## TO DO:
Your task is to repeat all of the material exactly.

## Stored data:
━━━━━━━━━━━━━━━━━━━━━━━━━━━━━━

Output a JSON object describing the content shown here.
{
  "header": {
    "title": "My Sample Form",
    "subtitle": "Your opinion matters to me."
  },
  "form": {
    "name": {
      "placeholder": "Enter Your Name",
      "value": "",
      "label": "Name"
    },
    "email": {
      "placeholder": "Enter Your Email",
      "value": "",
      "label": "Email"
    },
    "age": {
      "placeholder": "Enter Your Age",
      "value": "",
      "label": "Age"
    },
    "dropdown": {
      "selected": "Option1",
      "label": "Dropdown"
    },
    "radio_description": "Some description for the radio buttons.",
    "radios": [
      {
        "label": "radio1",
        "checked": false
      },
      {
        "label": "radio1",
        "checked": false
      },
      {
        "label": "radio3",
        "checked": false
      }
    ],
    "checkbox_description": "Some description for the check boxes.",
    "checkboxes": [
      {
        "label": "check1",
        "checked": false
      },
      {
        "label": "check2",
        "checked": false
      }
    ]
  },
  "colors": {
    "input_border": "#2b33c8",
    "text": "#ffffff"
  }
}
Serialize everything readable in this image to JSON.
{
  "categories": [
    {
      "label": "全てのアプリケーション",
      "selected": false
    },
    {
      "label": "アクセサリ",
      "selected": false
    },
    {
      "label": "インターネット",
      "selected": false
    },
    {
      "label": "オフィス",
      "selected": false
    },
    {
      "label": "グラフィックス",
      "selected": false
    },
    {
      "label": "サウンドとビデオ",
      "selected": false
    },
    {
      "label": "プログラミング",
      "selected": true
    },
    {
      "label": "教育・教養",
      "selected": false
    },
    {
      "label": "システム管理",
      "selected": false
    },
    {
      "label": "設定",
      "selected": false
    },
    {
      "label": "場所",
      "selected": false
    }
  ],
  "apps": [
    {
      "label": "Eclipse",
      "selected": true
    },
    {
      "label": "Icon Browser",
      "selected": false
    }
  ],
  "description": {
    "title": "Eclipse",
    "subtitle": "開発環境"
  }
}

━━━━━━━━━━━━━━━━━━━━━━━━━━━━━━

## REPLY:
Output a JSON object describing the content shown here.
{
  "header": {
    "title": "My Sample Form",
    "subtitle": "Your opinion matters to me."
  },
  "form": {
    "name": {
      "placeholder": "Enter Your Name",
      "value": "",
      "label": "Name"
    },
    "email": {
      "placeholder": "Enter Your Email",
      "value": "",
      "label": "Email"
    },
    "age": {
      "placeholder": "Enter Your Age",
      "value": "",
      "label": "Age"
    },
    "dropdown": {
      "selected": "Option1",
      "label": "Dropdown"
    },
    "radio_description": "Some description for the radio buttons.",
    "radios": [
      {
        "label": "radio1",
        "checked": false
      },
      {
        "label": "radio1",
        "checked": false
      },
      {
        "label": "radio3",
        "checked": false
      }
    ],
    "checkbox_description": "Some description for the check boxes.",
    "checkboxes": [
      {
        "label": "check1",
        "checked": false
      },
      {
        "label": "check2",
        "checked": false
      }
    ]
  },
  "colors": {
    "input_border": "#2b33c8",
    "text": "#ffffff"
  }
}
Serialize everything readable in this image to JSON.
{
  "categories": [
    {
      "label": "全てのアプリケーション",
      "selected": false
    },
    {
      "label": "アクセサリ",
      "selected": false
    },
    {
      "label": "インターネット",
      "selected": false
    },
    {
      "label": "オフィス",
      "selected": false
    },
    {
      "label": "グラフィックス",
      "selected": false
    },
    {
      "label": "サウンドとビデオ",
      "selected": false
    },
    {
      "label": "プログラミング",
      "selected": true
    },
    {
      "label": "教育・教養",
      "selected": false
    },
    {
      "label": "システム管理",
      "selected": false
    },
    {
      "label": "設定",
      "selected": false
    },
    {
      "label": "場所",
      "selected": false
    }
  ],
  "apps": [
    {
      "label": "Eclipse",
      "selected": true
    },
    {
      "label": "Icon Browser",
      "selected": false
    }
  ],
  "description": {
    "title": "Eclipse",
    "subtitle": "開発環境"
  }
}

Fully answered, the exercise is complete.